_WHAT THE TASK ASKS:_ The listing below should be written out exactly; please include all of it.

(Stored data)
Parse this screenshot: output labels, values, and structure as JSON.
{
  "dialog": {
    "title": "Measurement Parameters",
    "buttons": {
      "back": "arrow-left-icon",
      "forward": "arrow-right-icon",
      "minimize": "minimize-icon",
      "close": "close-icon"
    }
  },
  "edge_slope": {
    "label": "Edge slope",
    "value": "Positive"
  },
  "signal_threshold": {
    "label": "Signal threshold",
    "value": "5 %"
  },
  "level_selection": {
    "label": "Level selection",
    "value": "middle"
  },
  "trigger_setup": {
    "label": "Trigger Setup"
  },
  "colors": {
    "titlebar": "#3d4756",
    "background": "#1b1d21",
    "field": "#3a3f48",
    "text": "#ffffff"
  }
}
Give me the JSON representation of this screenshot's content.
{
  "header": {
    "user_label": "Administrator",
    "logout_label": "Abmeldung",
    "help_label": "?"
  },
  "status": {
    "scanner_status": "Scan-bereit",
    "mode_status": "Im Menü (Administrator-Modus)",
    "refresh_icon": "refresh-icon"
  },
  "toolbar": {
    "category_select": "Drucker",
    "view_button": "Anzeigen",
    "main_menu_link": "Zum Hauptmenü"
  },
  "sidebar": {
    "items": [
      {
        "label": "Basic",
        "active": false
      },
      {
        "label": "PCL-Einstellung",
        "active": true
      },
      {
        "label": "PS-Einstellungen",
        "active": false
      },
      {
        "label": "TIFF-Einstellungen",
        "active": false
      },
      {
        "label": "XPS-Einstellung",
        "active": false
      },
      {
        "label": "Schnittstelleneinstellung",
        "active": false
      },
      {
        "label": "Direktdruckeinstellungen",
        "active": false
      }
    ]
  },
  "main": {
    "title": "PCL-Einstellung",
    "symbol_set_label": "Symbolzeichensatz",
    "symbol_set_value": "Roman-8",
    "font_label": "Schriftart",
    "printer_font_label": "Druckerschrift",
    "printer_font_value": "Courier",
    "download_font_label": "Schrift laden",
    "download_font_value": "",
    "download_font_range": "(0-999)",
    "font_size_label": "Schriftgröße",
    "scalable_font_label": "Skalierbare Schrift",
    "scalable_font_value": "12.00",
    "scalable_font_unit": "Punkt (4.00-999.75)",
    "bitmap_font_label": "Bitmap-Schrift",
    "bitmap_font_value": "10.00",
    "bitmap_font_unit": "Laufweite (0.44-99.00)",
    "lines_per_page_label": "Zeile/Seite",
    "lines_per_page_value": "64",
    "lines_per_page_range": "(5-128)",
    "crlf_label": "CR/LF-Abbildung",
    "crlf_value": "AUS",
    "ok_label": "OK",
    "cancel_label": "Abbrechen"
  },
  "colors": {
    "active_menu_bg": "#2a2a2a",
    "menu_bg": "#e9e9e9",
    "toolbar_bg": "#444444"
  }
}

_COMPLETE RESPONSE:_
Parse this screenshot: output labels, values, and structure as JSON.
{
  "dialog": {
    "title": "Measurement Parameters",
    "buttons": {
      "back": "arrow-left-icon",
      "forward": "arrow-right-icon",
      "minimize": "minimize-icon",
      "close": "close-icon"
    }
  },
  "edge_slope": {
    "label": "Edge slope",
    "value": "Positive"
  },
  "signal_threshold": {
    "label": "Signal threshold",
    "value": "5 %"
  },
  "level_selection": {
    "label": "Level selection",
    "value": "middle"
  },
  "trigger_setup": {
    "label": "Trigger Setup"
  },
  "colors": {
    "titlebar": "#3d4756",
    "background": "#1b1d21",
    "field": "#3a3f48",
    "text": "#ffffff"
  }
}
Give me the JSON representation of this screenshot's content.
{
  "header": {
    "user_label": "Administrator",
    "logout_label": "Abmeldung",
    "help_label": "?"
  },
  "status": {
    "scanner_status": "Scan-bereit",
    "mode_status": "Im Menü (Administrator-Modus)",
    "refresh_icon": "refresh-icon"
  },
  "toolbar": {
    "category_select": "Drucker",
    "view_button": "Anzeigen",
    "main_menu_link": "Zum Hauptmenü"
  },
  "sidebar": {
    "items": [
      {
        "label": "Basic",
        "active": false
      },
      {
        "label": "PCL-Einstellung",
        "active": true
      },
      {
        "label": "PS-Einstellungen",
        "active": false
      },
      {
        "label": "TIFF-Einstellungen",
        "active": false
      },
      {
        "label": "XPS-Einstellung",
        "active": false
      },
      {
        "label": "Schnittstelleneinstellung",
        "active": false
      },
      {
        "label": "Direktdruckeinstellungen",
        "active": false
      }
    ]
  },
  "main": {
    "title": "PCL-Einstellung",
    "symbol_set_label": "Symbolzeichensatz",
    "symbol_set_value": "Roman-8",
    "font_label": "Schriftart",
    "printer_font_label": "Druckerschrift",
    "printer_font_value": "Courier",
    "download_font_label": "Schrift laden",
    "download_font_value": "",
    "download_font_range": "(0-999)",
    "font_size_label": "Schriftgröße",
    "scalable_font_label": "Skalierbare Schrift",
    "scalable_font_value": "12.00",
    "scalable_font_unit": "Punkt (4.00-999.75)",
    "bitmap_font_label": "Bitmap-Schrift",
    "bitmap_font_value": "10.00",
    "bitmap_font_unit": "Laufweite (0.44-99.00)",
    "lines_per_page_label": "Zeile/Seite",
    "lines_per_page_value": "64",
    "lines_per_page_range": "(5-128)",
    "crlf_label": "CR/LF-Abbildung",
    "crlf_value": "AUS",
    "ok_label": "OK",
    "cancel_label": "Abbrechen"
  },
  "colors": {
    "active_menu_bg": "#2a2a2a",
    "menu_bg": "#e9e9e9",
    "toolbar_bg": "#444444"
  }
}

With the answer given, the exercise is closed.